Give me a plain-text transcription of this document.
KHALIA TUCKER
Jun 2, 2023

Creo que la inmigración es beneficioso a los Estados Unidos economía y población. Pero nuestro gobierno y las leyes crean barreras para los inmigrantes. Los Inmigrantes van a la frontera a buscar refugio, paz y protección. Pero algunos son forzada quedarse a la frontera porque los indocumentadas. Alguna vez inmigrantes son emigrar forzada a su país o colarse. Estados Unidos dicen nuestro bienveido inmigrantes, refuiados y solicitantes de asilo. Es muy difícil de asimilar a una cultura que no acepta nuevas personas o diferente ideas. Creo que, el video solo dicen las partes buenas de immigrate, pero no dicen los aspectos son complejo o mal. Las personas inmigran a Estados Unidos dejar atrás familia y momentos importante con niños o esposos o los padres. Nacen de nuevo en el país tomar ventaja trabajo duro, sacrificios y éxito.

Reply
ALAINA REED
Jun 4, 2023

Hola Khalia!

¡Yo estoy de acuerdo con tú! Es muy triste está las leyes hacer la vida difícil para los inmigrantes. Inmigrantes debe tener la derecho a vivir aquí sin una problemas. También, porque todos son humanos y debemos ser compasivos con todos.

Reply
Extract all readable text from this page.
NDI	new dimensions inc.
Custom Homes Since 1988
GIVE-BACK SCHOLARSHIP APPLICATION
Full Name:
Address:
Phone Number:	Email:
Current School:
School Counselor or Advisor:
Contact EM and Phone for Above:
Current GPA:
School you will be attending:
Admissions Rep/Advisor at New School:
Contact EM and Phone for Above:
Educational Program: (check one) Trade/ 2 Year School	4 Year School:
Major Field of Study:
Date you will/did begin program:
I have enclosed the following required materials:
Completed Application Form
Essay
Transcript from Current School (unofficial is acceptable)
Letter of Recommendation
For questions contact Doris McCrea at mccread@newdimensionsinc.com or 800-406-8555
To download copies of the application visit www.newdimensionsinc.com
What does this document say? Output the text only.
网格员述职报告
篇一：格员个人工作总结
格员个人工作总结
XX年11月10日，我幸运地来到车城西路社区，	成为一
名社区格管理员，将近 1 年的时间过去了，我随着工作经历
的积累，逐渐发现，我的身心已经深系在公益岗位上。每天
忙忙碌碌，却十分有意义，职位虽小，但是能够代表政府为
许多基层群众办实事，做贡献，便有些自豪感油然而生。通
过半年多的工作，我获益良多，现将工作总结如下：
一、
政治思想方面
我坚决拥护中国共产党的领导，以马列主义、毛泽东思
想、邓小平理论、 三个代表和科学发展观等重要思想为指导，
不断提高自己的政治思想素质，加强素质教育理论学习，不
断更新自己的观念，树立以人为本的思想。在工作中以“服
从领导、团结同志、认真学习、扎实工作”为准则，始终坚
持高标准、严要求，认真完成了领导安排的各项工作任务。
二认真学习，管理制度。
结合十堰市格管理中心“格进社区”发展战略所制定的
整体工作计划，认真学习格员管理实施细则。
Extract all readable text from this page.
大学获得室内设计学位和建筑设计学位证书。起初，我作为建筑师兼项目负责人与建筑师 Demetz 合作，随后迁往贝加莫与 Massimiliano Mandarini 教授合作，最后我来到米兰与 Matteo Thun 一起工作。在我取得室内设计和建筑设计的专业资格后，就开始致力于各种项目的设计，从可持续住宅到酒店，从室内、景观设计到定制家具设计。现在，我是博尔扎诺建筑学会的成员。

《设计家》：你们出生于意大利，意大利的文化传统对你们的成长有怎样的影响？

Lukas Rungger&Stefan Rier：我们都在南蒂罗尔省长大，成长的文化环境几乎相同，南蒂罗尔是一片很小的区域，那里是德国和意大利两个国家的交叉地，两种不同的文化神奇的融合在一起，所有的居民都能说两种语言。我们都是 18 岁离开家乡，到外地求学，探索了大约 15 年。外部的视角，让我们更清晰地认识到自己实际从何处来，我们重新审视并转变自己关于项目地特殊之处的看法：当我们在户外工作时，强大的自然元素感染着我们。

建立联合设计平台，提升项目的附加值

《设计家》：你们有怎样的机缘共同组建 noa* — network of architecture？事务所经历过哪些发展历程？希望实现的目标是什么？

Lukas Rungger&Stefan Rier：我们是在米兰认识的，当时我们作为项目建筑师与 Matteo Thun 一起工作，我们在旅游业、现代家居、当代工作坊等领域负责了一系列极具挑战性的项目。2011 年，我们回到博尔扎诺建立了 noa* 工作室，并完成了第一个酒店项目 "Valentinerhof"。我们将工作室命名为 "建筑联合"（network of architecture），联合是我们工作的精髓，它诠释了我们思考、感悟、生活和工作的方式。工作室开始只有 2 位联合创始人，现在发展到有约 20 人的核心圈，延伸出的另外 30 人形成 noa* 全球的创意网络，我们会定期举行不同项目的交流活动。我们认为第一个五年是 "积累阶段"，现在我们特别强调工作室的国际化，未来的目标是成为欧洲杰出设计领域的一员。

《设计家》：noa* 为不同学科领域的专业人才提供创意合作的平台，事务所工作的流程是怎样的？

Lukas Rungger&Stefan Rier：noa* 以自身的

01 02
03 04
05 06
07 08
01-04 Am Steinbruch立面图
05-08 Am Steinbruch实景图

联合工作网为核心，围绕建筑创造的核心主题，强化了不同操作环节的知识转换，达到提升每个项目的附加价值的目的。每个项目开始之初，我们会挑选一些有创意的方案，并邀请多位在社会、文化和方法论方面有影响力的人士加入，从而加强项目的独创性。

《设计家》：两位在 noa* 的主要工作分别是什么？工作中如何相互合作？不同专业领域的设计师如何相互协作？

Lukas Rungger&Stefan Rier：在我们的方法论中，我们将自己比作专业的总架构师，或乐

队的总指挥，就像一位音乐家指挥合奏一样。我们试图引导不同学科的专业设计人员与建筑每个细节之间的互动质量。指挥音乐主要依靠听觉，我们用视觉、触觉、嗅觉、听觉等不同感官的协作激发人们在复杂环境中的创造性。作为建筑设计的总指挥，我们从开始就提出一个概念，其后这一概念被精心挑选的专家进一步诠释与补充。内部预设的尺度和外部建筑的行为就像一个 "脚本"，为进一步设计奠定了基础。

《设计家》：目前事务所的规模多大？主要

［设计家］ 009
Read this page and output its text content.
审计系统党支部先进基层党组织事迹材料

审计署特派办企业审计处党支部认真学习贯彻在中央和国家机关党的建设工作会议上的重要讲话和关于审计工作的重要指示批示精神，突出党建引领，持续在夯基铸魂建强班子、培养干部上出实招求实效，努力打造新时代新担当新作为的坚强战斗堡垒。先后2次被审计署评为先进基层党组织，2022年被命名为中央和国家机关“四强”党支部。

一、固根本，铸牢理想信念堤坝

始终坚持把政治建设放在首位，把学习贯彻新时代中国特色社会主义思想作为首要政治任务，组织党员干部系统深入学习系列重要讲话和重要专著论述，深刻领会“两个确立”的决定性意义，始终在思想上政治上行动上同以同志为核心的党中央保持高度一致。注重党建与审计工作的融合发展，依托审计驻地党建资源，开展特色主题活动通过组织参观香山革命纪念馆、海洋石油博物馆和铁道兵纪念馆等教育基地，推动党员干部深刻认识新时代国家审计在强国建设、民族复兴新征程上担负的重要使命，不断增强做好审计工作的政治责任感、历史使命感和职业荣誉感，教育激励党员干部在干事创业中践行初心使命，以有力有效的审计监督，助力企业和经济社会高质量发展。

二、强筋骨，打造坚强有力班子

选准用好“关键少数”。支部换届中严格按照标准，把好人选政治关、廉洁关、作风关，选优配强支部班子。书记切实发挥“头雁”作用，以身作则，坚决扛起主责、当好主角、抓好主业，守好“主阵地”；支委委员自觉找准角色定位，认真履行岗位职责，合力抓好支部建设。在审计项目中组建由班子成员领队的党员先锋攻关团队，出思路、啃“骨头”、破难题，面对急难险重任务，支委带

______________________________

Requirement:
Give back exactly the lines from the one containing "Read this page and output its text content." to the end of the material, both ends included.

Expected output:
Read this page and output its text content.
审计系统党支部先进基层党组织事迹材料

审计署特派办企业审计处党支部认真学习贯彻在中央和国家机关党的建设工作会议上的重要讲话和关于审计工作的重要指示批示精神，突出党建引领，持续在夯基铸魂建强班子、培养干部上出实招求实效，努力打造新时代新担当新作为的坚强战斗堡垒。先后2次被审计署评为先进基层党组织，2022年被命名为中央和国家机关“四强”党支部。

一、固根本，铸牢理想信念堤坝

始终坚持把政治建设放在首位，把学习贯彻新时代中国特色社会主义思想作为首要政治任务，组织党员干部系统深入学习系列重要讲话和重要专著论述，深刻领会“两个确立”的决定性意义，始终在思想上政治上行动上同以同志为核心的党中央保持高度一致。注重党建与审计工作的融合发展，依托审计驻地党建资源，开展特色主题活动通过组织参观香山革命纪念馆、海洋石油博物馆和铁道兵纪念馆等教育基地，推动党员干部深刻认识新时代国家审计在强国建设、民族复兴新征程上担负的重要使命，不断增强做好审计工作的政治责任感、历史使命感和职业荣誉感，教育激励党员干部在干事创业中践行初心使命，以有力有效的审计监督，助力企业和经济社会高质量发展。

二、强筋骨，打造坚强有力班子

选准用好“关键少数”。支部换届中严格按照标准，把好人选政治关、廉洁关、作风关，选优配强支部班子。书记切实发挥“头雁”作用，以身作则，坚决扛起主责、当好主角、抓好主业，守好“主阵地”；支委委员自觉找准角色定位，认真履行岗位职责，合力抓好支部建设。在审计项目中组建由班子成员领队的党员先锋攻关团队，出思路、啃“骨头”、破难题，面对急难险重任务，支委带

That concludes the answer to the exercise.